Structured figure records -

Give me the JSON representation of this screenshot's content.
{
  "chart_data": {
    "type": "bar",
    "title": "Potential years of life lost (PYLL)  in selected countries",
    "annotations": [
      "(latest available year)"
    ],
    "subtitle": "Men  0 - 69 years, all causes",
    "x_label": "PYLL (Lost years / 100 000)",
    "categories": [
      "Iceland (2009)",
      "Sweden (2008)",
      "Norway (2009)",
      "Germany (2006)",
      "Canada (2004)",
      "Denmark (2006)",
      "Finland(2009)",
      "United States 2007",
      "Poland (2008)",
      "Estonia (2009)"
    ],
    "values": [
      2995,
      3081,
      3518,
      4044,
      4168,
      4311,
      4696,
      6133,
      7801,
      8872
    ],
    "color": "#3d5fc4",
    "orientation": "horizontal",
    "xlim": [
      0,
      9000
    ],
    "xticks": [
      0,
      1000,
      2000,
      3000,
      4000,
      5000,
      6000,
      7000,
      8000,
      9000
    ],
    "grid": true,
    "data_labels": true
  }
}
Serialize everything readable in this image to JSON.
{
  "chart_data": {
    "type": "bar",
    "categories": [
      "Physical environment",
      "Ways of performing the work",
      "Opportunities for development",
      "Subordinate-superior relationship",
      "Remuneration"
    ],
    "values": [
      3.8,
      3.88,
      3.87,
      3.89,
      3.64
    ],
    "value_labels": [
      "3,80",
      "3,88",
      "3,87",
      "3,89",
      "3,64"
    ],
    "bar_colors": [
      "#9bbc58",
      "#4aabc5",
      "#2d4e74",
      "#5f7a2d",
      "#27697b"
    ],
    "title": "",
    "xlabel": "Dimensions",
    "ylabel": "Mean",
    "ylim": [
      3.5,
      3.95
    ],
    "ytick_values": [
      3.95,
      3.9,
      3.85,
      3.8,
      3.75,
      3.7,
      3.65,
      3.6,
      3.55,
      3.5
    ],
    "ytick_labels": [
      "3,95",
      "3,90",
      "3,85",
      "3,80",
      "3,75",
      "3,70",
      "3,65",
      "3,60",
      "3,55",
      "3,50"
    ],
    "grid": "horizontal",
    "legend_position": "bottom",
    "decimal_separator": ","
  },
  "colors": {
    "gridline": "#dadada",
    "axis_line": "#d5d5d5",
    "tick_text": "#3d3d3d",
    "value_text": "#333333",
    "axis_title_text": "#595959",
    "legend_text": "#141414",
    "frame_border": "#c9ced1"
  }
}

DIRECTIONS -
State the count of lines above containing the string "this", and add nothing to it.

SOLUTION BELOW -
2